━━━━━ Records ━━━━━

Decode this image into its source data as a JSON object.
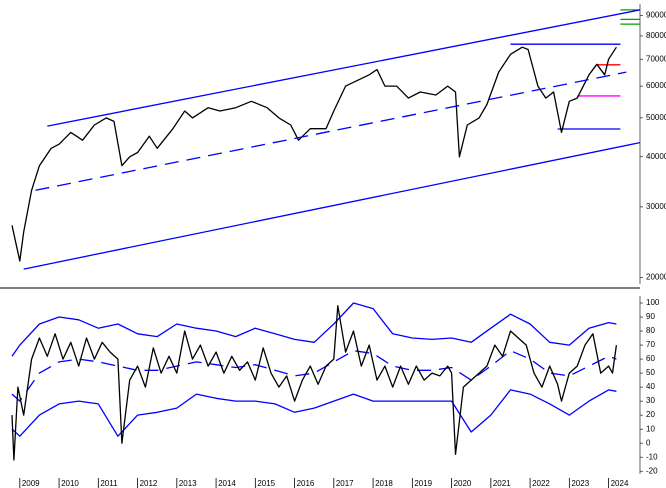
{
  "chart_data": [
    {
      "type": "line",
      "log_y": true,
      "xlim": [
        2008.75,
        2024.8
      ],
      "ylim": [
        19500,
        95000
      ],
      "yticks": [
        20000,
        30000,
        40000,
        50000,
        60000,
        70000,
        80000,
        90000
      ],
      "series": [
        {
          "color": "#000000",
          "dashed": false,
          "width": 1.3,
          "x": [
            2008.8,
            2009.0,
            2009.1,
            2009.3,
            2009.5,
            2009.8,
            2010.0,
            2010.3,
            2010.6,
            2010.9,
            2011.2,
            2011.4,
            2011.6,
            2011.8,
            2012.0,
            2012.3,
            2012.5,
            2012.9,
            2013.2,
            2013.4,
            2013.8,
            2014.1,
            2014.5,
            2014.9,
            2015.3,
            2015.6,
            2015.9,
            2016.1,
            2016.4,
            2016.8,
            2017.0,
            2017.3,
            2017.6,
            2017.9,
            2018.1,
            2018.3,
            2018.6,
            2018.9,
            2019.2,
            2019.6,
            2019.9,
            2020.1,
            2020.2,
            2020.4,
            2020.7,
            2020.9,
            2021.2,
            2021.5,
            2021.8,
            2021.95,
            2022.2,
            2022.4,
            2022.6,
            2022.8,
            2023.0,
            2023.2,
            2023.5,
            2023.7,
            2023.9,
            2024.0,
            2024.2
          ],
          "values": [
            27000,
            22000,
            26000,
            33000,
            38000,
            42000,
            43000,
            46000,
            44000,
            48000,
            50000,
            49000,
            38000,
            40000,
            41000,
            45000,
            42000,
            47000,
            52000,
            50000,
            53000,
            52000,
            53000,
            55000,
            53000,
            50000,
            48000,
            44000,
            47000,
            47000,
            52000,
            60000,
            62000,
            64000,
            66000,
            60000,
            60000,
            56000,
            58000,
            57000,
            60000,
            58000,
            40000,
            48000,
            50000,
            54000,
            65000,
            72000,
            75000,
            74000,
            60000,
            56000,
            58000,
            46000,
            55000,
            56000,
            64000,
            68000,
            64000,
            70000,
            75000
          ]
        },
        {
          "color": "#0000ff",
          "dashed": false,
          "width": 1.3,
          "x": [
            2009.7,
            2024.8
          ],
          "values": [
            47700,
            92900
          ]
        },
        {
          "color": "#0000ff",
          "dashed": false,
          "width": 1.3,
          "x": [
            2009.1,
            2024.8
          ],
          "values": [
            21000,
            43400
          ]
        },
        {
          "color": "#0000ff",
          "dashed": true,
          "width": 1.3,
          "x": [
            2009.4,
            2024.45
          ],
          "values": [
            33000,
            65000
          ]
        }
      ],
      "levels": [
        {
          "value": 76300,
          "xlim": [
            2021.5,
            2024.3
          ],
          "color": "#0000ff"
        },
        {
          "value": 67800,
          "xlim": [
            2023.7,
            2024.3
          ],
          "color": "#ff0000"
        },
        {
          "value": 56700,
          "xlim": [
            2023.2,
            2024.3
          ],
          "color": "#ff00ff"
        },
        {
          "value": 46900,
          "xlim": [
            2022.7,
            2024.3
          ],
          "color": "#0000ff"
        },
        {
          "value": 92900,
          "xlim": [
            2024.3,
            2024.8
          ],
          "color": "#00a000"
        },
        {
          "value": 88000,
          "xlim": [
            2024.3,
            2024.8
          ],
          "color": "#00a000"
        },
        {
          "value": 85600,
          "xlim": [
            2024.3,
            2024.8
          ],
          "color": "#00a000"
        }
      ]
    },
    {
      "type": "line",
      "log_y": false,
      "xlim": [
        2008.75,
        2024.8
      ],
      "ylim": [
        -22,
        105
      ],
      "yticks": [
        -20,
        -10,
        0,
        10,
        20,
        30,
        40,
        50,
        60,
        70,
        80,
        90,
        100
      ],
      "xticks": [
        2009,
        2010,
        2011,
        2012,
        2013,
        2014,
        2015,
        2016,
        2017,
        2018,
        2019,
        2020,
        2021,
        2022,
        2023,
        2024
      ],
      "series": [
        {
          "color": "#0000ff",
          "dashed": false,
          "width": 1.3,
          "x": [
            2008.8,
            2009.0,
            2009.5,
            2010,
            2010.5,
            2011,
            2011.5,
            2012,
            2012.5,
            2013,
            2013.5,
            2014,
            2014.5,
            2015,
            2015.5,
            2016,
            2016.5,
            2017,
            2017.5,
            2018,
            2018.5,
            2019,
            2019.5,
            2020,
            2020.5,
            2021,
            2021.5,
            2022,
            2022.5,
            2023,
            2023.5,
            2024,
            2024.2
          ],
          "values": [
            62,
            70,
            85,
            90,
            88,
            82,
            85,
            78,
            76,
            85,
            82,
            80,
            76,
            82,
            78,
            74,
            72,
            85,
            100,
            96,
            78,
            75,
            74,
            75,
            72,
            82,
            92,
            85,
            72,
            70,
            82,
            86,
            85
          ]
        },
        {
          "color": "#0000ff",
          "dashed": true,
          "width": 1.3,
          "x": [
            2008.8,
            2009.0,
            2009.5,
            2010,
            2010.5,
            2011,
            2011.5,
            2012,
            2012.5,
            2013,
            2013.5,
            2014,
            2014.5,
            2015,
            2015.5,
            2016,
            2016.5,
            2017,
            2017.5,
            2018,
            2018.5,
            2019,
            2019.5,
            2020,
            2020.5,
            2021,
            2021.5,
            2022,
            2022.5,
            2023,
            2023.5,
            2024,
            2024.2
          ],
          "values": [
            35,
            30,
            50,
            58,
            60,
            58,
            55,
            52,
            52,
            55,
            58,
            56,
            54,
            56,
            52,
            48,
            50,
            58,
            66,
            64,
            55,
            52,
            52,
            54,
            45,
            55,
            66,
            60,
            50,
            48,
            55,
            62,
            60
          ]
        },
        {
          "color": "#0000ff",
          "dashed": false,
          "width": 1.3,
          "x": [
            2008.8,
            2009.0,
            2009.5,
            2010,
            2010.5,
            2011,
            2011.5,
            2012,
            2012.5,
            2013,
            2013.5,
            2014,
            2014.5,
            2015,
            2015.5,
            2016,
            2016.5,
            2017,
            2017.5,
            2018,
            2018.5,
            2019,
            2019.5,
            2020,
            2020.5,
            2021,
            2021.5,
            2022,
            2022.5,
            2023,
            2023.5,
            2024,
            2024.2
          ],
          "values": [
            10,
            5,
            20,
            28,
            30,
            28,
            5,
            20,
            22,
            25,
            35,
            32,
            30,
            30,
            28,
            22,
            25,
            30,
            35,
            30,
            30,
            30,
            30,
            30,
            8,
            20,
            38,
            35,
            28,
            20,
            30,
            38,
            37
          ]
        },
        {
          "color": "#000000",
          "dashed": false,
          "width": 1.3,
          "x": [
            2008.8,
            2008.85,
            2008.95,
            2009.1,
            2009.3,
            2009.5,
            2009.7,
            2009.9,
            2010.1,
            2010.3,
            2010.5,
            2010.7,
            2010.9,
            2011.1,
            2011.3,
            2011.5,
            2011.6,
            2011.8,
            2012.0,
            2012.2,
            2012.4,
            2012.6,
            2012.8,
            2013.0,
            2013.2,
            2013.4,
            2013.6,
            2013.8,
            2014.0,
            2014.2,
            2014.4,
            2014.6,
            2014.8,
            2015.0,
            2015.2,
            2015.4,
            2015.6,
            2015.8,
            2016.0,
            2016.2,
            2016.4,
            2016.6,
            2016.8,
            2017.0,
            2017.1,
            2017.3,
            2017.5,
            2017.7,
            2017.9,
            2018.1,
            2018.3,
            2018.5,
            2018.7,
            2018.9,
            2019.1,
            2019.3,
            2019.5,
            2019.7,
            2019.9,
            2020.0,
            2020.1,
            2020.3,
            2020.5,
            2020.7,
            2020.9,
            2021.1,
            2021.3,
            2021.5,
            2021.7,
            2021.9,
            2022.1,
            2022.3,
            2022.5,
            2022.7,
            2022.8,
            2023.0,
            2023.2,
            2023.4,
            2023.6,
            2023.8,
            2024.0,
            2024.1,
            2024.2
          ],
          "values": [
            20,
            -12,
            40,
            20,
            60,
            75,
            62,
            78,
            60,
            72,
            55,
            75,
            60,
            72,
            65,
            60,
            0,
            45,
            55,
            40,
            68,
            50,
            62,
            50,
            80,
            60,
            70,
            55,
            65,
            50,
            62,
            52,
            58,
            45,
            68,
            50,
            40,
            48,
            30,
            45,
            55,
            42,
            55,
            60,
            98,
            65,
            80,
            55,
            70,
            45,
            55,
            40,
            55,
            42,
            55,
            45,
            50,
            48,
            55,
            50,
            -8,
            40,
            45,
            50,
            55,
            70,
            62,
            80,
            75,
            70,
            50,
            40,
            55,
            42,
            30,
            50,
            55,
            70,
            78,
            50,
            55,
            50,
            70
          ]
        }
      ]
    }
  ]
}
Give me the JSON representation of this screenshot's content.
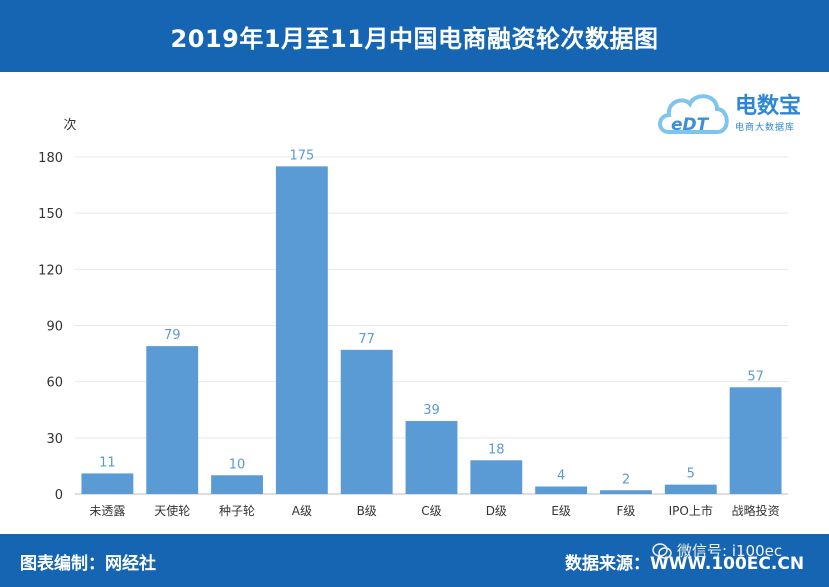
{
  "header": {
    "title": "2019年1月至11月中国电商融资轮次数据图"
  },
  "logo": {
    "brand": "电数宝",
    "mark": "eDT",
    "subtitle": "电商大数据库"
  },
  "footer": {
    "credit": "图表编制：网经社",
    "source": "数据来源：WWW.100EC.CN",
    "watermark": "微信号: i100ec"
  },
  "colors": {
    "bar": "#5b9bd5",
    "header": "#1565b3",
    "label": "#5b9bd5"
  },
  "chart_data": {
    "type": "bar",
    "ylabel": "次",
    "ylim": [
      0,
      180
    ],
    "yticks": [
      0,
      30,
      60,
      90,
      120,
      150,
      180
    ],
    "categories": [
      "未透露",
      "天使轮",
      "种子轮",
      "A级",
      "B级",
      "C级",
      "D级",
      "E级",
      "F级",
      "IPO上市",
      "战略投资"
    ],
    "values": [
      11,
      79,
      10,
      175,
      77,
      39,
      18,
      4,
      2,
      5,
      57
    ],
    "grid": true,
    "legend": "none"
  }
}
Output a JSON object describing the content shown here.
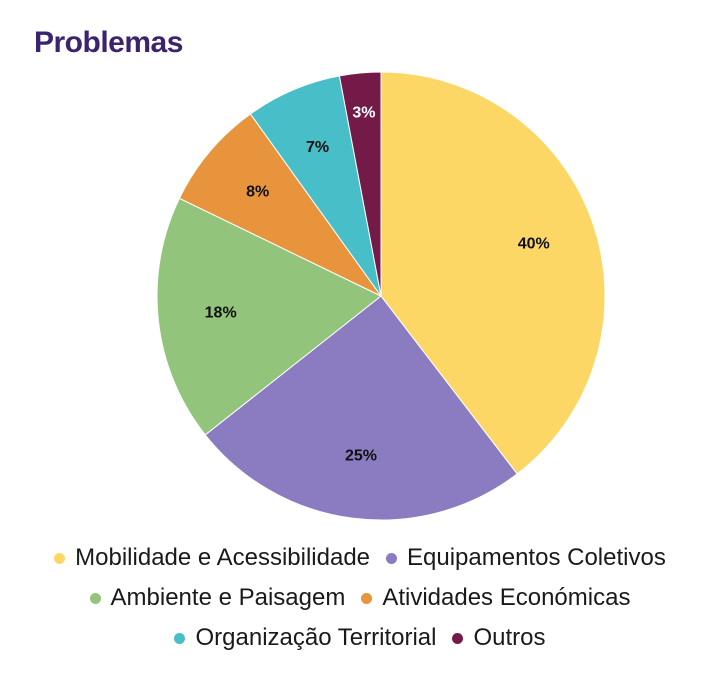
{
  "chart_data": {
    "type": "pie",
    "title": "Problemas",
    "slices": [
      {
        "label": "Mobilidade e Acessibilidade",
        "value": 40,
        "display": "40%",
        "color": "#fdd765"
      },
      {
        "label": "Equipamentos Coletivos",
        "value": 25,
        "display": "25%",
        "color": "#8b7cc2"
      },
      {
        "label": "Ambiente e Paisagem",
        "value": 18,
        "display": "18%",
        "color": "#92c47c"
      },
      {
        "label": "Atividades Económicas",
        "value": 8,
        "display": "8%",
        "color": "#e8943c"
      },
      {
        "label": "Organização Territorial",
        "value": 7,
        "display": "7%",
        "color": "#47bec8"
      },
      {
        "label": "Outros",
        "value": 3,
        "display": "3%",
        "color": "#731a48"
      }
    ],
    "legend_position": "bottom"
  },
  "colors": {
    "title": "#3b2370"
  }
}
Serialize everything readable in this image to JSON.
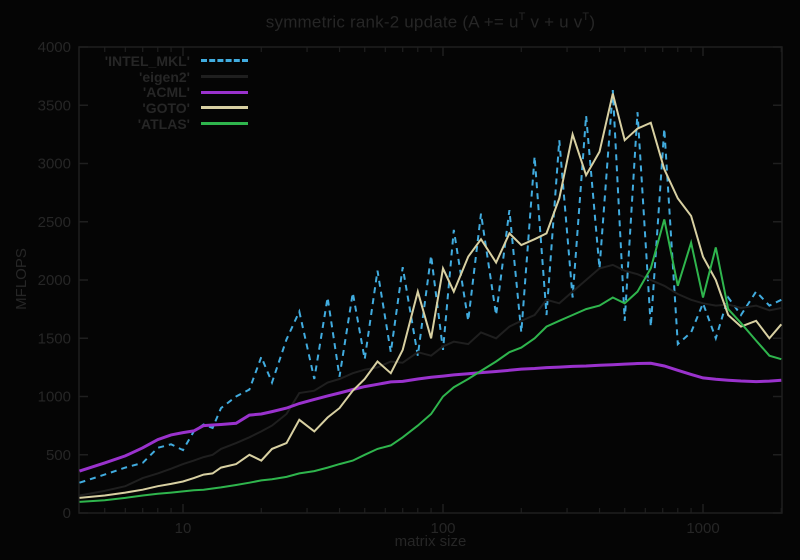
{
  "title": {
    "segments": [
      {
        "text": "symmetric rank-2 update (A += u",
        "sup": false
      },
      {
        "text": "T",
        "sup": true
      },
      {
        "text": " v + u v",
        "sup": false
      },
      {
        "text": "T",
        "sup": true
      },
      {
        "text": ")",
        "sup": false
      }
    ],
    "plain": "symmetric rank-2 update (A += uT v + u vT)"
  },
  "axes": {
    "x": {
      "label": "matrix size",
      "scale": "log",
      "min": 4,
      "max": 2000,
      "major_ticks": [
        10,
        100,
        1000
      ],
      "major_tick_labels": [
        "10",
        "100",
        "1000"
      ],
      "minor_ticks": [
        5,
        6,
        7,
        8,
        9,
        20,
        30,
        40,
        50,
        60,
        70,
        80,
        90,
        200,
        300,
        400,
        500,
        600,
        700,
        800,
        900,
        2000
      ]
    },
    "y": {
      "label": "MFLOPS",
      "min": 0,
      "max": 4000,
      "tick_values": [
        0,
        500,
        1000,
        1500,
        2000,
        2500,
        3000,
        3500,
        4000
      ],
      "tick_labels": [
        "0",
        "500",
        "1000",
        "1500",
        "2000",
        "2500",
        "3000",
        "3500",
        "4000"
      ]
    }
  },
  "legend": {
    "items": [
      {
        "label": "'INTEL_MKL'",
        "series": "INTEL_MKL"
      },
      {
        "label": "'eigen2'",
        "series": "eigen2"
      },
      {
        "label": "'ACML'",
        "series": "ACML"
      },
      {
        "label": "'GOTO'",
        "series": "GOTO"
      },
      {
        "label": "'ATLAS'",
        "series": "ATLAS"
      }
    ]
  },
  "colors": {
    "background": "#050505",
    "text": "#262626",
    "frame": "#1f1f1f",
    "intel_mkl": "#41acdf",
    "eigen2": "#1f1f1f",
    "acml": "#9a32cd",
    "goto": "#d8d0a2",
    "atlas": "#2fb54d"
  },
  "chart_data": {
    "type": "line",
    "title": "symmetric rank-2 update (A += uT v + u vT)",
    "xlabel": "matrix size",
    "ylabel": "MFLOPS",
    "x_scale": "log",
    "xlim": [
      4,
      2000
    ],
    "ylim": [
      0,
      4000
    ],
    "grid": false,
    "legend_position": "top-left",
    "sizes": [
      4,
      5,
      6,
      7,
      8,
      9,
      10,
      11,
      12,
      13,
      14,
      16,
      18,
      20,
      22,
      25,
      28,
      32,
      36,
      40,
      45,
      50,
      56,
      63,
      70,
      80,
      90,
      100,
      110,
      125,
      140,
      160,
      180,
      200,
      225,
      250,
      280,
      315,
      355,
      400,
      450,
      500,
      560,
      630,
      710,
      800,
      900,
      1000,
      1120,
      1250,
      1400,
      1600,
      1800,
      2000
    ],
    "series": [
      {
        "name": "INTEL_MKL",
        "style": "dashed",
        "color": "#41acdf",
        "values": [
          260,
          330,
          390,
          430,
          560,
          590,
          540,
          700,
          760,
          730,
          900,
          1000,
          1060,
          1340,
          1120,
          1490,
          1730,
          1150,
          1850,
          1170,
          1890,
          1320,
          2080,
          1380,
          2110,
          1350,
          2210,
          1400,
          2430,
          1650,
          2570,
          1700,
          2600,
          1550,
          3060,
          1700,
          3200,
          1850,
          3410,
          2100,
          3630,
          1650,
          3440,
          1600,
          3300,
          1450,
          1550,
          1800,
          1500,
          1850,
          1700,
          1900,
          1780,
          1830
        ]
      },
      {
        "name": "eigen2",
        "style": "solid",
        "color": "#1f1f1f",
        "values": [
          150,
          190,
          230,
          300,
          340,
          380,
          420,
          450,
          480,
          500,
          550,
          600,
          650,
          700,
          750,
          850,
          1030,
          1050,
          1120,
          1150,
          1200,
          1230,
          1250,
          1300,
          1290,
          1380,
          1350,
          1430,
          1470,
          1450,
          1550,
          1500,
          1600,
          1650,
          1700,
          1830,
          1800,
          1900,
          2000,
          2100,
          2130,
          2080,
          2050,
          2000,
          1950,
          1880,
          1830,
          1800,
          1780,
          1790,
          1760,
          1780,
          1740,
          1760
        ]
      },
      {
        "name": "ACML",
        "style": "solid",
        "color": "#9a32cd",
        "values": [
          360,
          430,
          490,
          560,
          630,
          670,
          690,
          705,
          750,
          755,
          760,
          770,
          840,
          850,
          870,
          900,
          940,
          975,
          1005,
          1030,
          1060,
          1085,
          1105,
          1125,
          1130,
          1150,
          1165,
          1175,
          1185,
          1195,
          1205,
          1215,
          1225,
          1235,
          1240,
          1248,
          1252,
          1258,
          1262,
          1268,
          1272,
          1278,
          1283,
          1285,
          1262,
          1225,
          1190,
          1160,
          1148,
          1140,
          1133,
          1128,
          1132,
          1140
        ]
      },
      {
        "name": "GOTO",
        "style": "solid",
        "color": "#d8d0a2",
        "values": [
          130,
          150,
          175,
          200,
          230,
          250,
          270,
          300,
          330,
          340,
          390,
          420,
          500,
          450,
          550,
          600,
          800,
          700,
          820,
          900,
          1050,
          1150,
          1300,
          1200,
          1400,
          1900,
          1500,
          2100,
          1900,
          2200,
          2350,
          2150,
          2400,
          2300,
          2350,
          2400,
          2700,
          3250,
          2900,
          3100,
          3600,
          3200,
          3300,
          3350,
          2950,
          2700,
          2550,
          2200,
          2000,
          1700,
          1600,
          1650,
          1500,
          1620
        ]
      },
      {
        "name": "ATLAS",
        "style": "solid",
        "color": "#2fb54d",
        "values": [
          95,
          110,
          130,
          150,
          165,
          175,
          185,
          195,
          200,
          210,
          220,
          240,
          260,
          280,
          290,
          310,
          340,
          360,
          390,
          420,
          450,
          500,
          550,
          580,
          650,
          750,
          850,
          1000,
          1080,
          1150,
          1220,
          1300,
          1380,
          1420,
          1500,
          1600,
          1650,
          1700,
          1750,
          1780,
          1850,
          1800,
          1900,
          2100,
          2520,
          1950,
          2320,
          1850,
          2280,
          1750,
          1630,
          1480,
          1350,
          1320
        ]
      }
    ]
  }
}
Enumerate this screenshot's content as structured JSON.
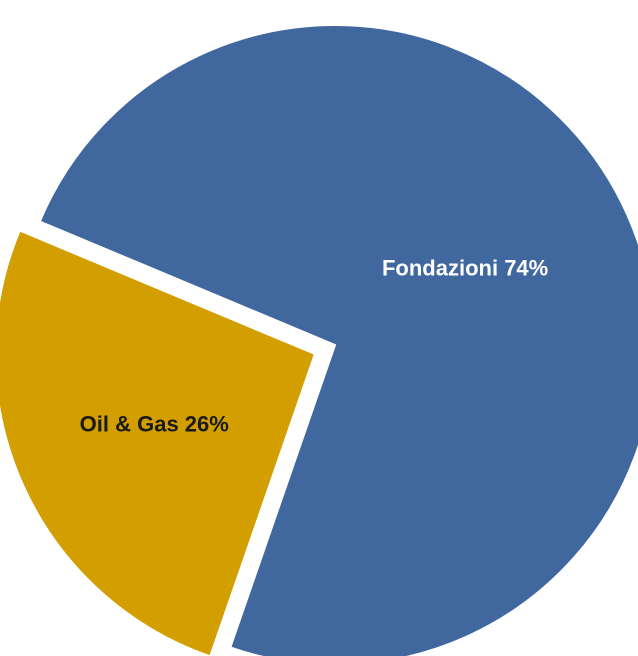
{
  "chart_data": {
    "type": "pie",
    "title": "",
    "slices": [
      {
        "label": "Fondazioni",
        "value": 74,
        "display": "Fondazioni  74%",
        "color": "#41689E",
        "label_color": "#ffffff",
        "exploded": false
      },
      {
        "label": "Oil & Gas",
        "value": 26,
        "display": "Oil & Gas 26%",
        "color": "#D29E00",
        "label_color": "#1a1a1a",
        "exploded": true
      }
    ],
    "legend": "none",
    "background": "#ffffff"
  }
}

━━━━━

**Stated problem:** Of the lines in this listing, how many contain "JSON"? Reply with the number and nothing more.

**The reply:** 5